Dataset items
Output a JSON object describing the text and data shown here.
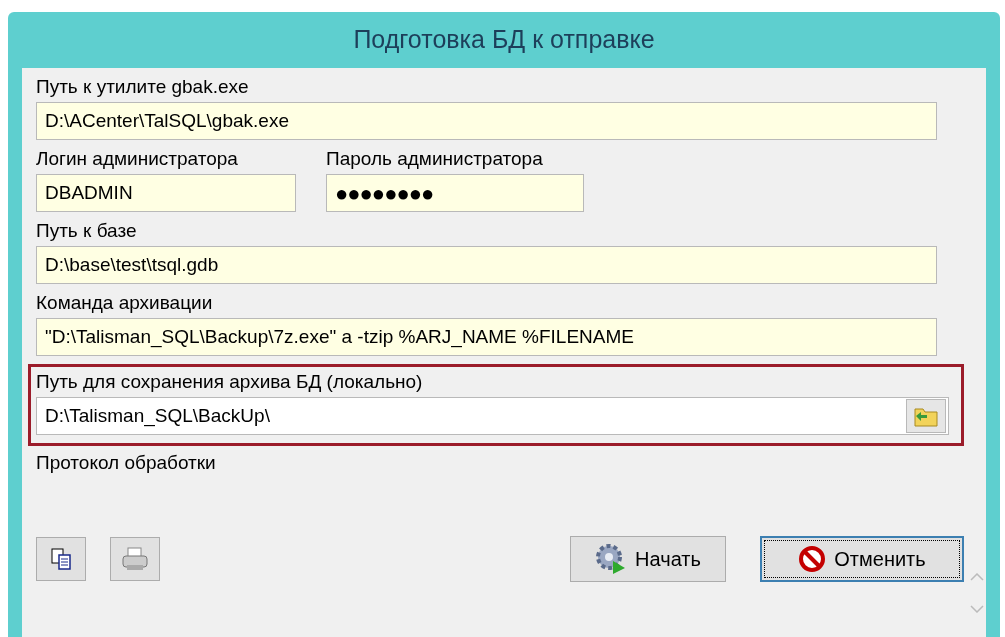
{
  "window": {
    "title": "Подготовка БД к отправке"
  },
  "fields": [
    {
      "label": "Путь к утилите gbak.exe",
      "value": "D:\\ACenter\\TalSQL\\gbak.exe"
    },
    {
      "label": "Логин администратора",
      "value": "DBADMIN"
    },
    {
      "label": "Пароль администратора",
      "value": "●●●●●●●●"
    },
    {
      "label": "Путь к базе",
      "value": "D:\\base\\test\\tsql.gdb"
    },
    {
      "label": "Команда архивации",
      "value": "\"D:\\Talisman_SQL\\Backup\\7z.exe\" a -tzip %ARJ_NAME %FILENAME"
    }
  ],
  "backup_path": {
    "label": "Путь для сохранения архива БД (локально)",
    "value": "D:\\Talisman_SQL\\BackUp\\"
  },
  "log": {
    "label": "Протокол обработки"
  },
  "buttons": [
    {
      "label": "Начать",
      "focused": false
    },
    {
      "label": "Отменить",
      "focused": true
    }
  ]
}
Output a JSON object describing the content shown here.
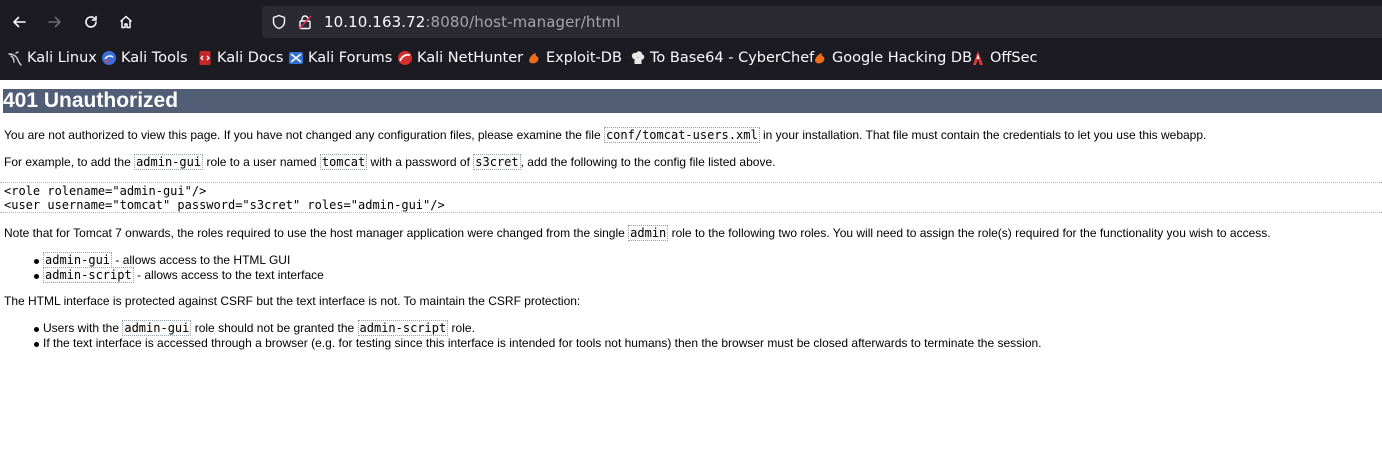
{
  "browser": {
    "url_host": "10.10.163.72",
    "url_rest": ":8080/host-manager/html",
    "bookmarks": [
      {
        "label": "Kali Linux",
        "icon": "kali-dragon-icon"
      },
      {
        "label": "Kali Tools",
        "icon": "kali-tools-icon"
      },
      {
        "label": "Kali Docs",
        "icon": "kali-docs-icon"
      },
      {
        "label": "Kali Forums",
        "icon": "kali-forums-icon"
      },
      {
        "label": "Kali NetHunter",
        "icon": "kali-nethunter-icon"
      },
      {
        "label": "Exploit-DB",
        "icon": "exploit-db-icon"
      },
      {
        "label": "To Base64 - CyberChef",
        "icon": "cyberchef-icon"
      },
      {
        "label": "Google Hacking DB",
        "icon": "ghdb-icon"
      },
      {
        "label": "OffSec",
        "icon": "offsec-icon"
      }
    ]
  },
  "page": {
    "title": "401 Unauthorized",
    "p1": {
      "before": "You are not authorized to view this page. If you have not changed any configuration files, please examine the file ",
      "code": "conf/tomcat-users.xml",
      "after": " in your installation. That file must contain the credentials to let you use this webapp."
    },
    "p2": {
      "t1": "For example, to add the ",
      "c1": "admin-gui",
      "t2": " role to a user named ",
      "c2": "tomcat",
      "t3": " with a password of ",
      "c3": "s3cret",
      "t4": ", add the following to the config file listed above."
    },
    "pre_line1": "<role rolename=\"admin-gui\"/>",
    "pre_line2": "<user username=\"tomcat\" password=\"s3cret\" roles=\"admin-gui\"/>",
    "p3": {
      "before": "Note that for Tomcat 7 onwards, the roles required to use the host manager application were changed from the single ",
      "code": "admin",
      "after": " role to the following two roles. You will need to assign the role(s) required for the functionality you wish to access."
    },
    "roles": [
      {
        "code": "admin-gui",
        "text": " - allows access to the HTML GUI"
      },
      {
        "code": "admin-script",
        "text": " - allows access to the text interface"
      }
    ],
    "p4": "The HTML interface is protected against CSRF but the text interface is not. To maintain the CSRF protection:",
    "csrf": {
      "item1": {
        "t1": "Users with the ",
        "c1": "admin-gui",
        "t2": " role should not be granted the ",
        "c2": "admin-script",
        "t3": " role."
      },
      "item2": "If the text interface is accessed through a browser (e.g. for testing since this interface is intended for tools not humans) then the browser must be closed afterwards to terminate the session."
    }
  },
  "colors": {
    "chrome_bg": "#1c1b22",
    "urlbar_bg": "#2b2a33",
    "title_bar": "#525d76"
  }
}
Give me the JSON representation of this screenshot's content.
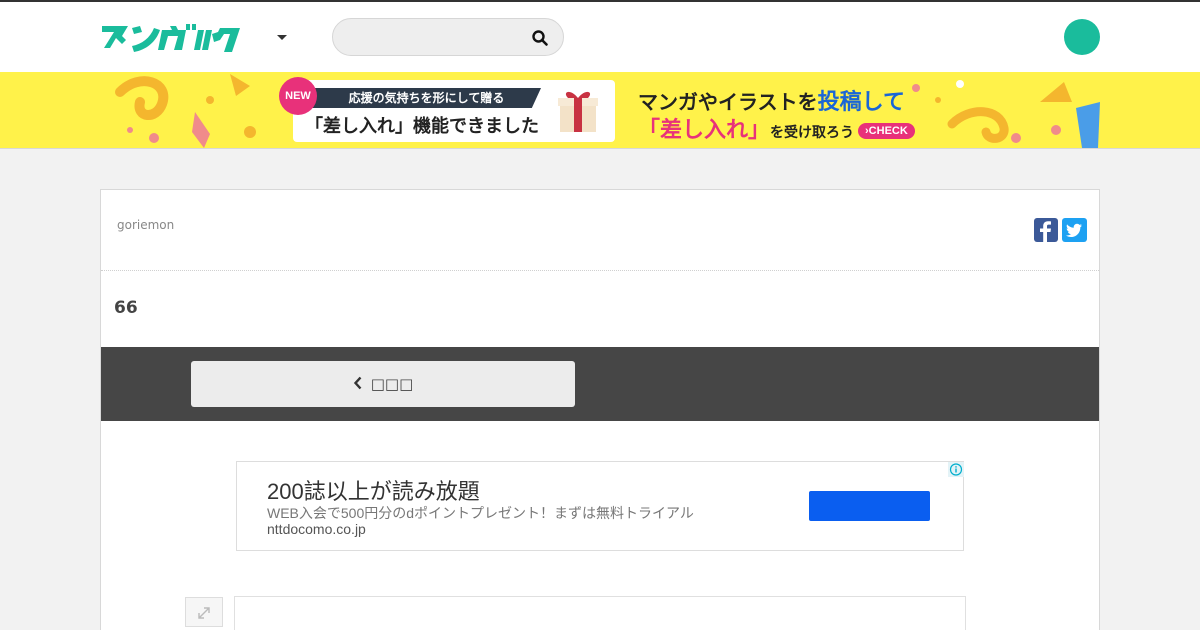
{
  "header": {
    "logo_text": "マンガハック",
    "search_placeholder": "",
    "colors": {
      "brand": "#1abc9c",
      "avatar": "#1abc9c"
    }
  },
  "banner": {
    "badge": "NEW",
    "subtitle": "応援の気持ちを形にして贈る",
    "headline": "「差し入れ」機能できました",
    "right_line1_a": "マンガやイラストを",
    "right_line1_b": "投稿して",
    "right_line2_a": "「差し入れ」",
    "right_line2_b": "を受け取ろう",
    "check": "›CHECK",
    "colors": {
      "background": "#fff24a",
      "accent": "#e8317a"
    }
  },
  "post": {
    "author": "goriemon",
    "title": "66",
    "prev_label": "□□□"
  },
  "ad": {
    "title": "200誌以上が読み放題",
    "description": "WEB入会で500円分のdポイントプレゼント！まずは無料トライアル",
    "url": "nttdocomo.co.jp",
    "button_color": "#0a5ef0"
  },
  "icons": [
    "caret-down-icon",
    "search-icon",
    "facebook-icon",
    "twitter-icon",
    "chevron-left-icon",
    "info-icon",
    "expand-icon",
    "gift-icon"
  ]
}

■ Set problem:
Repeat exactly the lines from the one containing "Give me the" through the last line of the records above, both included, and leave out the pictures.

■ Output for this task:
Give me the JSON representation of this screenshot's content.
{
  "header": {
    "logo_text": "マンガハック",
    "search_placeholder": "",
    "colors": {
      "brand": "#1abc9c",
      "avatar": "#1abc9c"
    }
  },
  "banner": {
    "badge": "NEW",
    "subtitle": "応援の気持ちを形にして贈る",
    "headline": "「差し入れ」機能できました",
    "right_line1_a": "マンガやイラストを",
    "right_line1_b": "投稿して",
    "right_line2_a": "「差し入れ」",
    "right_line2_b": "を受け取ろう",
    "check": "›CHECK",
    "colors": {
      "background": "#fff24a",
      "accent": "#e8317a"
    }
  },
  "post": {
    "author": "goriemon",
    "title": "66",
    "prev_label": "□□□"
  },
  "ad": {
    "title": "200誌以上が読み放題",
    "description": "WEB入会で500円分のdポイントプレゼント！まずは無料トライアル",
    "url": "nttdocomo.co.jp",
    "button_color": "#0a5ef0"
  },
  "icons": [
    "caret-down-icon",
    "search-icon",
    "facebook-icon",
    "twitter-icon",
    "chevron-left-icon",
    "info-icon",
    "expand-icon",
    "gift-icon"
  ]
}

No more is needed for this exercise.